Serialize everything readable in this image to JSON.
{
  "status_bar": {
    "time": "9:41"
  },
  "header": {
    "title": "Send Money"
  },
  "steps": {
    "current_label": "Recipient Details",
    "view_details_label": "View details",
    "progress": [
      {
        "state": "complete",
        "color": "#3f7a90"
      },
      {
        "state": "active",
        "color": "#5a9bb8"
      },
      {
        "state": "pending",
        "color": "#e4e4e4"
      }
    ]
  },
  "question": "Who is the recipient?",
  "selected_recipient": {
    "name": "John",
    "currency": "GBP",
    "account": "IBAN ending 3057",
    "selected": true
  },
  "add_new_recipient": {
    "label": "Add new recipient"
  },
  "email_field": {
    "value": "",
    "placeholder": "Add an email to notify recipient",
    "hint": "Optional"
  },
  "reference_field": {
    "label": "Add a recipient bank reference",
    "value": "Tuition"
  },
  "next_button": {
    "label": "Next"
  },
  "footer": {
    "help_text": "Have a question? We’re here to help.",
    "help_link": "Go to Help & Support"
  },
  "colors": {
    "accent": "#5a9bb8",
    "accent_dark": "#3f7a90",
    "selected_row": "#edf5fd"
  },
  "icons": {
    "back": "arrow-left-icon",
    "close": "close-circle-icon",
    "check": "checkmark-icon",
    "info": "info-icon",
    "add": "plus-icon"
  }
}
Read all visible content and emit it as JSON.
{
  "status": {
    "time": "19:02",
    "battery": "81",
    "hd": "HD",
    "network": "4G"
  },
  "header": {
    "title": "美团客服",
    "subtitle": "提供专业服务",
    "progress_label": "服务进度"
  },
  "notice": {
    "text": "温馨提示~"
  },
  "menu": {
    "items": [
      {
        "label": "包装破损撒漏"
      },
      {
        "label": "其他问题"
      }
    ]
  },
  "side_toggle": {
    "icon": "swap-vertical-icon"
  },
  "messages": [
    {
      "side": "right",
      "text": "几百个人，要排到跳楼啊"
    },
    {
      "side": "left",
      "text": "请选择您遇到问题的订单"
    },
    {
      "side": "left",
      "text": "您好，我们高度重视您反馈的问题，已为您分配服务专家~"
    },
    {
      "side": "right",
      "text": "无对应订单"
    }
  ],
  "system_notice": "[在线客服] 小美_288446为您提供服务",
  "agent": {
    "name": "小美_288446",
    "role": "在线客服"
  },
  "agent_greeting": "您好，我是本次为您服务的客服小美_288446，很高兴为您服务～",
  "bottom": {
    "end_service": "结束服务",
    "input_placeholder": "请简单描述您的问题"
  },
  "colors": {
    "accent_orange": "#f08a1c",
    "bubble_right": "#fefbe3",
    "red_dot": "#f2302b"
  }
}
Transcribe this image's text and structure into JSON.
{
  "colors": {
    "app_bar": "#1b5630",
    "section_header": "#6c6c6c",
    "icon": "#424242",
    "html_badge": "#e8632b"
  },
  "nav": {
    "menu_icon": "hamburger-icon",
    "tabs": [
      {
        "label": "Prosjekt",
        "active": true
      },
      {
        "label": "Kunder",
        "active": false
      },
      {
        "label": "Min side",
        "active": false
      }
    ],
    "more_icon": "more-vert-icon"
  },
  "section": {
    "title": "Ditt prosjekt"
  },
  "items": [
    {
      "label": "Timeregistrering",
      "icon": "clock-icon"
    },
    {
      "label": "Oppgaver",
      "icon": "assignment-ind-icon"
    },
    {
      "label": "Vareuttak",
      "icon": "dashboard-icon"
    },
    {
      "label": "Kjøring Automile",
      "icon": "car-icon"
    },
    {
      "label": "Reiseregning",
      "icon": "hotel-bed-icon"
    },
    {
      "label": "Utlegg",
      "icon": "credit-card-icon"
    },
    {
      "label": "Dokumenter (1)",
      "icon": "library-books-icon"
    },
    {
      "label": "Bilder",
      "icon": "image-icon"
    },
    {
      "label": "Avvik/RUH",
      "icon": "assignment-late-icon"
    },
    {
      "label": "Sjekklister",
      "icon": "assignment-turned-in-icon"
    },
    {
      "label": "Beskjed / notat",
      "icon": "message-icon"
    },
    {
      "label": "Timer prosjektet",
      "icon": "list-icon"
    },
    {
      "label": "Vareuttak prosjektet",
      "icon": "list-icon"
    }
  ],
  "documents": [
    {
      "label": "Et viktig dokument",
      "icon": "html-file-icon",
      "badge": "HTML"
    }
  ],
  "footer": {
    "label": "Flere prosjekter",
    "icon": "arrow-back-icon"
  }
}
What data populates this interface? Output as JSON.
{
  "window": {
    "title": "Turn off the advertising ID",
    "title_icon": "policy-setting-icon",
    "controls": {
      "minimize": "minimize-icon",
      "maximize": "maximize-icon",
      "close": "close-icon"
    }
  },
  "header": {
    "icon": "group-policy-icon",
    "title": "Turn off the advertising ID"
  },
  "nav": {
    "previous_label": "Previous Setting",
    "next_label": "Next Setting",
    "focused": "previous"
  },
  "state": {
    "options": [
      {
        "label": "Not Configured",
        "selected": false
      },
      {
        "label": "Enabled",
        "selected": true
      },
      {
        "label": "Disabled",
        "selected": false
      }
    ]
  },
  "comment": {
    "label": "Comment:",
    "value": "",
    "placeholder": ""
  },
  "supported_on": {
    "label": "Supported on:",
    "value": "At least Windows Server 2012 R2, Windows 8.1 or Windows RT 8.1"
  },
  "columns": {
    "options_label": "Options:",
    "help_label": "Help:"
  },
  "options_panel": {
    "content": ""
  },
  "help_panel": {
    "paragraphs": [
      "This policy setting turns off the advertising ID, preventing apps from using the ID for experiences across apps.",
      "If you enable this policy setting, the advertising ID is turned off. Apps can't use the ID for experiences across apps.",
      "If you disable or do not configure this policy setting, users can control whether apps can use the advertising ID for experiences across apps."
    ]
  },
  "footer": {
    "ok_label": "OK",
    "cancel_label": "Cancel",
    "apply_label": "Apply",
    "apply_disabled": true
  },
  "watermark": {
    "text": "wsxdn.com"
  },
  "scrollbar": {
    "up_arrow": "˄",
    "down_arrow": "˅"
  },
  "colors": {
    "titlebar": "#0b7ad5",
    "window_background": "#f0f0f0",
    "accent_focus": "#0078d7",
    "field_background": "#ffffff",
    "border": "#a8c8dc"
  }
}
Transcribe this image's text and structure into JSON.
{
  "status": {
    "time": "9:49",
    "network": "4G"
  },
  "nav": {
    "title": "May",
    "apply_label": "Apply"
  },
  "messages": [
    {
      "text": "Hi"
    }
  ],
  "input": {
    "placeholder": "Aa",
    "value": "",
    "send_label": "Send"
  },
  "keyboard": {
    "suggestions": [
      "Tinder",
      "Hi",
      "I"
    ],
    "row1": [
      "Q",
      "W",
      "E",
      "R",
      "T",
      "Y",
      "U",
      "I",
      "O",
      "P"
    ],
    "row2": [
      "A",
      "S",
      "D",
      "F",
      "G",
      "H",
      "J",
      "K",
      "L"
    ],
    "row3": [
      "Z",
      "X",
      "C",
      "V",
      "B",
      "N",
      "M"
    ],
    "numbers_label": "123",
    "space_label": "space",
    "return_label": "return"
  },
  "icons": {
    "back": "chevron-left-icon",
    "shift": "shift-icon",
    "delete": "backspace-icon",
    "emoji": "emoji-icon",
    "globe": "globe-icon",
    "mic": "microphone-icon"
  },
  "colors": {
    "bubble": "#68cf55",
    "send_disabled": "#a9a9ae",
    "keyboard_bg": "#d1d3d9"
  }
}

⁂

Problem details: Can you restate every record above word for word?

Complete response:
Serialize everything readable in this image to JSON.
{
  "status_bar": {
    "time": "9:41"
  },
  "header": {
    "title": "Send Money"
  },
  "steps": {
    "current_label": "Recipient Details",
    "view_details_label": "View details",
    "progress": [
      {
        "state": "complete",
        "color": "#3f7a90"
      },
      {
        "state": "active",
        "color": "#5a9bb8"
      },
      {
        "state": "pending",
        "color": "#e4e4e4"
      }
    ]
  },
  "question": "Who is the recipient?",
  "selected_recipient": {
    "name": "John",
    "currency": "GBP",
    "account": "IBAN ending 3057",
    "selected": true
  },
  "add_new_recipient": {
    "label": "Add new recipient"
  },
  "email_field": {
    "value": "",
    "placeholder": "Add an email to notify recipient",
    "hint": "Optional"
  },
  "reference_field": {
    "label": "Add a recipient bank reference",
    "value": "Tuition"
  },
  "next_button": {
    "label": "Next"
  },
  "footer": {
    "help_text": "Have a question? We’re here to help.",
    "help_link": "Go to Help & Support"
  },
  "colors": {
    "accent": "#5a9bb8",
    "accent_dark": "#3f7a90",
    "selected_row": "#edf5fd"
  },
  "icons": {
    "back": "arrow-left-icon",
    "close": "close-circle-icon",
    "check": "checkmark-icon",
    "info": "info-icon",
    "add": "plus-icon"
  }
}
Read all visible content and emit it as JSON.
{
  "status": {
    "time": "19:02",
    "battery": "81",
    "hd": "HD",
    "network": "4G"
  },
  "header": {
    "title": "美团客服",
    "subtitle": "提供专业服务",
    "progress_label": "服务进度"
  },
  "notice": {
    "text": "温馨提示~"
  },
  "menu": {
    "items": [
      {
        "label": "包装破损撒漏"
      },
      {
        "label": "其他问题"
      }
    ]
  },
  "side_toggle": {
    "icon": "swap-vertical-icon"
  },
  "messages": [
    {
      "side": "right",
      "text": "几百个人，要排到跳楼啊"
    },
    {
      "side": "left",
      "text": "请选择您遇到问题的订单"
    },
    {
      "side": "left",
      "text": "您好，我们高度重视您反馈的问题，已为您分配服务专家~"
    },
    {
      "side": "right",
      "text": "无对应订单"
    }
  ],
  "system_notice": "[在线客服] 小美_288446为您提供服务",
  "agent": {
    "name": "小美_288446",
    "role": "在线客服"
  },
  "agent_greeting": "您好，我是本次为您服务的客服小美_288446，很高兴为您服务～",
  "bottom": {
    "end_service": "结束服务",
    "input_placeholder": "请简单描述您的问题"
  },
  "colors": {
    "accent_orange": "#f08a1c",
    "bubble_right": "#fefbe3",
    "red_dot": "#f2302b"
  }
}
Transcribe this image's text and structure into JSON.
{
  "colors": {
    "app_bar": "#1b5630",
    "section_header": "#6c6c6c",
    "icon": "#424242",
    "html_badge": "#e8632b"
  },
  "nav": {
    "menu_icon": "hamburger-icon",
    "tabs": [
      {
        "label": "Prosjekt",
        "active": true
      },
      {
        "label": "Kunder",
        "active": false
      },
      {
        "label": "Min side",
        "active": false
      }
    ],
    "more_icon": "more-vert-icon"
  },
  "section": {
    "title": "Ditt prosjekt"
  },
  "items": [
    {
      "label": "Timeregistrering",
      "icon": "clock-icon"
    },
    {
      "label": "Oppgaver",
      "icon": "assignment-ind-icon"
    },
    {
      "label": "Vareuttak",
      "icon": "dashboard-icon"
    },
    {
      "label": "Kjøring Automile",
      "icon": "car-icon"
    },
    {
      "label": "Reiseregning",
      "icon": "hotel-bed-icon"
    },
    {
      "label": "Utlegg",
      "icon": "credit-card-icon"
    },
    {
      "label": "Dokumenter (1)",
      "icon": "library-books-icon"
    },
    {
      "label": "Bilder",
      "icon": "image-icon"
    },
    {
      "label": "Avvik/RUH",
      "icon": "assignment-late-icon"
    },
    {
      "label": "Sjekklister",
      "icon": "assignment-turned-in-icon"
    },
    {
      "label": "Beskjed / notat",
      "icon": "message-icon"
    },
    {
      "label": "Timer prosjektet",
      "icon": "list-icon"
    },
    {
      "label": "Vareuttak prosjektet",
      "icon": "list-icon"
    }
  ],
  "documents": [
    {
      "label": "Et viktig dokument",
      "icon": "html-file-icon",
      "badge": "HTML"
    }
  ],
  "footer": {
    "label": "Flere prosjekter",
    "icon": "arrow-back-icon"
  }
}
What data populates this interface? Output as JSON.
{
  "window": {
    "title": "Turn off the advertising ID",
    "title_icon": "policy-setting-icon",
    "controls": {
      "minimize": "minimize-icon",
      "maximize": "maximize-icon",
      "close": "close-icon"
    }
  },
  "header": {
    "icon": "group-policy-icon",
    "title": "Turn off the advertising ID"
  },
  "nav": {
    "previous_label": "Previous Setting",
    "next_label": "Next Setting",
    "focused": "previous"
  },
  "state": {
    "options": [
      {
        "label": "Not Configured",
        "selected": false
      },
      {
        "label": "Enabled",
        "selected": true
      },
      {
        "label": "Disabled",
        "selected": false
      }
    ]
  },
  "comment": {
    "label": "Comment:",
    "value": "",
    "placeholder": ""
  },
  "supported_on": {
    "label": "Supported on:",
    "value": "At least Windows Server 2012 R2, Windows 8.1 or Windows RT 8.1"
  },
  "columns": {
    "options_label": "Options:",
    "help_label": "Help:"
  },
  "options_panel": {
    "content": ""
  },
  "help_panel": {
    "paragraphs": [
      "This policy setting turns off the advertising ID, preventing apps from using the ID for experiences across apps.",
      "If you enable this policy setting, the advertising ID is turned off. Apps can't use the ID for experiences across apps.",
      "If you disable or do not configure this policy setting, users can control whether apps can use the advertising ID for experiences across apps."
    ]
  },
  "footer": {
    "ok_label": "OK",
    "cancel_label": "Cancel",
    "apply_label": "Apply",
    "apply_disabled": true
  },
  "watermark": {
    "text": "wsxdn.com"
  },
  "scrollbar": {
    "up_arrow": "˄",
    "down_arrow": "˅"
  },
  "colors": {
    "titlebar": "#0b7ad5",
    "window_background": "#f0f0f0",
    "accent_focus": "#0078d7",
    "field_background": "#ffffff",
    "border": "#a8c8dc"
  }
}
Transcribe this image's text and structure into JSON.
{
  "status": {
    "time": "9:49",
    "network": "4G"
  },
  "nav": {
    "title": "May",
    "apply_label": "Apply"
  },
  "messages": [
    {
      "text": "Hi"
    }
  ],
  "input": {
    "placeholder": "Aa",
    "value": "",
    "send_label": "Send"
  },
  "keyboard": {
    "suggestions": [
      "Tinder",
      "Hi",
      "I"
    ],
    "row1": [
      "Q",
      "W",
      "E",
      "R",
      "T",
      "Y",
      "U",
      "I",
      "O",
      "P"
    ],
    "row2": [
      "A",
      "S",
      "D",
      "F",
      "G",
      "H",
      "J",
      "K",
      "L"
    ],
    "row3": [
      "Z",
      "X",
      "C",
      "V",
      "B",
      "N",
      "M"
    ],
    "numbers_label": "123",
    "space_label": "space",
    "return_label": "return"
  },
  "icons": {
    "back": "chevron-left-icon",
    "shift": "shift-icon",
    "delete": "backspace-icon",
    "emoji": "emoji-icon",
    "globe": "globe-icon",
    "mic": "microphone-icon"
  },
  "colors": {
    "bubble": "#68cf55",
    "send_disabled": "#a9a9ae",
    "keyboard_bg": "#d1d3d9"
  }
}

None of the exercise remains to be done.